## Directions:
Search the data for the string "MILLIMETERS" and extract every line where it appears.

## Data provided:
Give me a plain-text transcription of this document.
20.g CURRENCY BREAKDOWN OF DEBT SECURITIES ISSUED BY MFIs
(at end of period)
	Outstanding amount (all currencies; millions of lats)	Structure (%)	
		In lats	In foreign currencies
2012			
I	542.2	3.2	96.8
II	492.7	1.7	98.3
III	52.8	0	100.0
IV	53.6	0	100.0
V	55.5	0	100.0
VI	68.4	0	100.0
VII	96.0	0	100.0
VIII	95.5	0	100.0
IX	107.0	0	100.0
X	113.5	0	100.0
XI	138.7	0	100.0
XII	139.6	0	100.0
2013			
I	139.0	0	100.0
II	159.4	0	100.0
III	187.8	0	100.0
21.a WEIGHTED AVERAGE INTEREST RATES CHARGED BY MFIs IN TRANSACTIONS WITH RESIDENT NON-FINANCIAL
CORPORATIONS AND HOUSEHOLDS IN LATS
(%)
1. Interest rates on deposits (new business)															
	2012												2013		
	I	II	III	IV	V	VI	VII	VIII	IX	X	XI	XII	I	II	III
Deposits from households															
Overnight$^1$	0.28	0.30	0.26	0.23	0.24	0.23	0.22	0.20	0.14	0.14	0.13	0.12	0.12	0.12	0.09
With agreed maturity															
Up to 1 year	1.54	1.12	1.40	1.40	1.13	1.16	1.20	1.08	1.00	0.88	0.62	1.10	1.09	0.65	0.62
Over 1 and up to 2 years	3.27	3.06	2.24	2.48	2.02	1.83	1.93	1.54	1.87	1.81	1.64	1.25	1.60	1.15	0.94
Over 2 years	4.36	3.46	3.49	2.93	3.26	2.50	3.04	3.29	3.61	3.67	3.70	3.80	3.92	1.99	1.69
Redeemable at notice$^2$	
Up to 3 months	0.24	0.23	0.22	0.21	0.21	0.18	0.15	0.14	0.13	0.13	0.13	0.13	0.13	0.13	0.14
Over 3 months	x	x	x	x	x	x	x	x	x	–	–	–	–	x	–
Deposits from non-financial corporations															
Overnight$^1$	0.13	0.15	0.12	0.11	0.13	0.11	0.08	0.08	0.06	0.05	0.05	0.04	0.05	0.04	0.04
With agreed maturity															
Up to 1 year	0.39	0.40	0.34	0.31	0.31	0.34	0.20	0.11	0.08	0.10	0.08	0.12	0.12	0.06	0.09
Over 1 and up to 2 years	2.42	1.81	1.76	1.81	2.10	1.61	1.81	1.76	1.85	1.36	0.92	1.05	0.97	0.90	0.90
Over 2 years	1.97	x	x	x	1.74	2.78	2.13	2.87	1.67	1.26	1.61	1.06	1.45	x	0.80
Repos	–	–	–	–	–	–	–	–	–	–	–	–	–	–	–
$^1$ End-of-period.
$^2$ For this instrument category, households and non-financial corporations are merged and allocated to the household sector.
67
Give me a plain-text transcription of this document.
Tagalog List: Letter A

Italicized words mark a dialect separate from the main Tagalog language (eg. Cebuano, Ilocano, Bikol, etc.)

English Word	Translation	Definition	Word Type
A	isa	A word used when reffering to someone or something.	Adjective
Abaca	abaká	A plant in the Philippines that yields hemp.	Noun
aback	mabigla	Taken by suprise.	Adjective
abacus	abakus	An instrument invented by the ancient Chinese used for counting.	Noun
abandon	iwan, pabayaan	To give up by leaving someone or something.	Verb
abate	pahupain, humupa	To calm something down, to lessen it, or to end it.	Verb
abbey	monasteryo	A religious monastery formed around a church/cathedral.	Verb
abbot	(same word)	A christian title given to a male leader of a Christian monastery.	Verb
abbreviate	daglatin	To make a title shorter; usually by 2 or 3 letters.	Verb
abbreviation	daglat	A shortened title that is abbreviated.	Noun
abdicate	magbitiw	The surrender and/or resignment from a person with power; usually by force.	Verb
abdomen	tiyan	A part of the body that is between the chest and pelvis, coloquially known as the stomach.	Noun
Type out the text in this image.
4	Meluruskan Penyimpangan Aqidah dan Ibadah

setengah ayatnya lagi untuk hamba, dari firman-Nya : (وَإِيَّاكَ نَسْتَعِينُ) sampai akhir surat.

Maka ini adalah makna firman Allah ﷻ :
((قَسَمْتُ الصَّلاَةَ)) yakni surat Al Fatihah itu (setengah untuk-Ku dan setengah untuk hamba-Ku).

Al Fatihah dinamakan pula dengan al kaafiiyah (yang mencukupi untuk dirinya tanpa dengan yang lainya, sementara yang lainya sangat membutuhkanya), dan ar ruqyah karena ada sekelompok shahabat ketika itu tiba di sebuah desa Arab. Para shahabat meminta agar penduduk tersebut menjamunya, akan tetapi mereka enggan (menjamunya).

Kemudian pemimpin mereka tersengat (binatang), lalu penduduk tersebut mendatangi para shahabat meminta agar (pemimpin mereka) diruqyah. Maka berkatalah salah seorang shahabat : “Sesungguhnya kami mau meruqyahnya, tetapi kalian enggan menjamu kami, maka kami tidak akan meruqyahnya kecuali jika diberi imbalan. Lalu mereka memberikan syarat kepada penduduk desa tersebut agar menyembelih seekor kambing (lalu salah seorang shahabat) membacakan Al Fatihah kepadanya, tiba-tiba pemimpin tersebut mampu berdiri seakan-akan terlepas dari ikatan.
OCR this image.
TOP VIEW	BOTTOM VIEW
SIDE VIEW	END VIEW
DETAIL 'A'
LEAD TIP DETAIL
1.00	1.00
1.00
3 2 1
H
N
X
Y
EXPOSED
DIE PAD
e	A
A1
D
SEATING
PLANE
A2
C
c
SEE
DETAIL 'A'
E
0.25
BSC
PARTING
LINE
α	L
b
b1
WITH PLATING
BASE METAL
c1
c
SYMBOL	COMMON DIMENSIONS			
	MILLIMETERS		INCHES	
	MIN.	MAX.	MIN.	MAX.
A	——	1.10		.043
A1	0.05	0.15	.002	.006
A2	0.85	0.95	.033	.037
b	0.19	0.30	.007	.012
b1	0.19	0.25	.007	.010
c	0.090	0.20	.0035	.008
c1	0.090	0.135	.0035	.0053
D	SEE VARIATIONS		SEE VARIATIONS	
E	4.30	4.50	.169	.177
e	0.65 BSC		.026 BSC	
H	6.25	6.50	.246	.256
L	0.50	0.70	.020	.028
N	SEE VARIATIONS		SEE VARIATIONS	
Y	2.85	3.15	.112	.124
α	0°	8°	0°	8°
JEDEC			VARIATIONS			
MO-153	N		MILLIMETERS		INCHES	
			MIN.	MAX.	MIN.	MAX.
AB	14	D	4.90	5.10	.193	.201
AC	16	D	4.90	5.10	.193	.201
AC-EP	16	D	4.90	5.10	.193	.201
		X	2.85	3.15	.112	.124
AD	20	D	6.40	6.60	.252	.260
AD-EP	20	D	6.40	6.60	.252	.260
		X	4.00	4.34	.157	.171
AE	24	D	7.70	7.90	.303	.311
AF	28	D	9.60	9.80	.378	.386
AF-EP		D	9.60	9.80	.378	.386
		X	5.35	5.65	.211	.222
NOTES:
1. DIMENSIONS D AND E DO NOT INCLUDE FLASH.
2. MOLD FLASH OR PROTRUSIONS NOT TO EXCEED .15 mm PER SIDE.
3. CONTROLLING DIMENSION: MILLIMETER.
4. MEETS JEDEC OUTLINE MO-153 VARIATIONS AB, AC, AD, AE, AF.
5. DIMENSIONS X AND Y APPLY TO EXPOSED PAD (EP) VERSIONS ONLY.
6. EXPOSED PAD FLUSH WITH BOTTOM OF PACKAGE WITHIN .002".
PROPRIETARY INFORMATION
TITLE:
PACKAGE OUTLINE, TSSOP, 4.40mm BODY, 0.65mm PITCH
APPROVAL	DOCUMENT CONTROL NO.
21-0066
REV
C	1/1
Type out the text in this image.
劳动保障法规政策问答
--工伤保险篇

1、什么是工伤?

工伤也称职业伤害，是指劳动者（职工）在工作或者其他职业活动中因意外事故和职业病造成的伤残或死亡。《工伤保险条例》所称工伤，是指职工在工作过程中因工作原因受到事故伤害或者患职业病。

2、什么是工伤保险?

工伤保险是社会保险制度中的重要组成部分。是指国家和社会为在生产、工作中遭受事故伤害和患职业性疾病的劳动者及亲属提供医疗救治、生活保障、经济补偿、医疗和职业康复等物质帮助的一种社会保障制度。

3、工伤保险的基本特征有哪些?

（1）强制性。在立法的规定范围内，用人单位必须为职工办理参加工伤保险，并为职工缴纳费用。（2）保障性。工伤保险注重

## Result of the task:
	MILLIMETERS		INCHES	
MO-153	N		MILLIMETERS		INCHES	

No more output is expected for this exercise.